EXERCISE PROMPT: Return the data exactly, with all pictures removed.

[Excerpt from a dataset]
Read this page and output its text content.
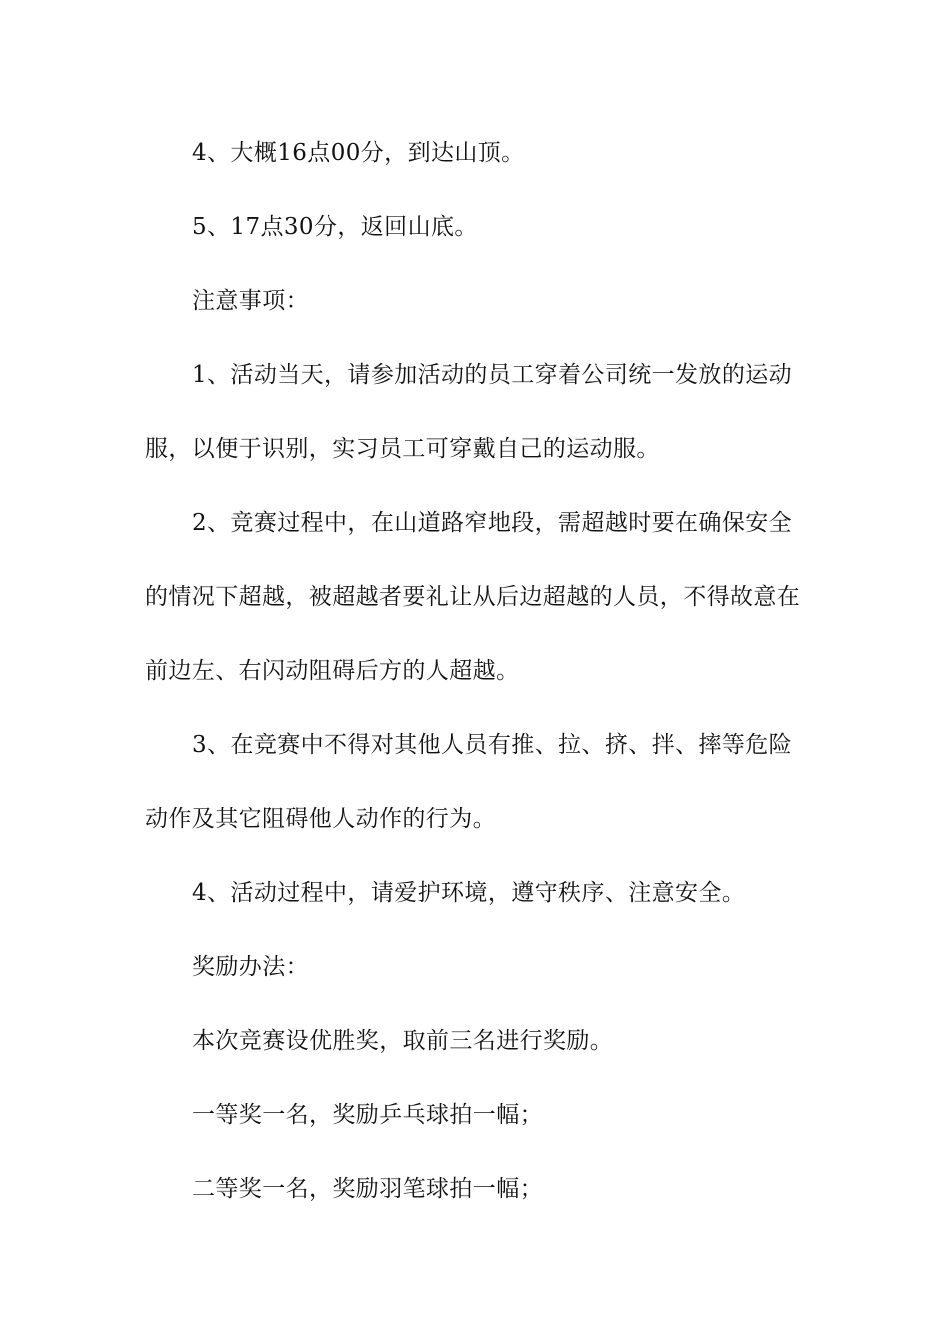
4、大概16点00分，到达山顶。

5、17点30分，返回山底。

注意事项：

1、活动当天，请参加活动的员工穿着公司统一发放的运动服，以便于识别，实习员工可穿戴自己的运动服。

2、竞赛过程中，在山道路窄地段，需超越时要在确保安全的情况下超越，被超越者要礼让从后边超越的人员，不得故意在前边左、右闪动阻碍后方的人超越。

3、在竞赛中不得对其他人员有推、拉、挤、拌、摔等危险动作及其它阻碍他人动作的行为。

4、活动过程中，请爱护环境，遵守秩序、注意安全。

奖励办法：

本次竞赛设优胜奖，取前三名进行奖励。

一等奖一名，奖励乒乓球拍一幅；

二等奖一名，奖励羽笔球拍一幅；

IN RESPONSE:
Read this page and output its text content.
4、大概16点00分，到达山顶。

5、17点30分，返回山底。

注意事项：

1、活动当天，请参加活动的员工穿着公司统一发放的运动服，以便于识别，实习员工可穿戴自己的运动服。

2、竞赛过程中，在山道路窄地段，需超越时要在确保安全的情况下超越，被超越者要礼让从后边超越的人员，不得故意在前边左、右闪动阻碍后方的人超越。

3、在竞赛中不得对其他人员有推、拉、挤、拌、摔等危险动作及其它阻碍他人动作的行为。

4、活动过程中，请爱护环境，遵守秩序、注意安全。

奖励办法：

本次竞赛设优胜奖，取前三名进行奖励。

一等奖一名，奖励乒乓球拍一幅；

二等奖一名，奖励羽笔球拍一幅；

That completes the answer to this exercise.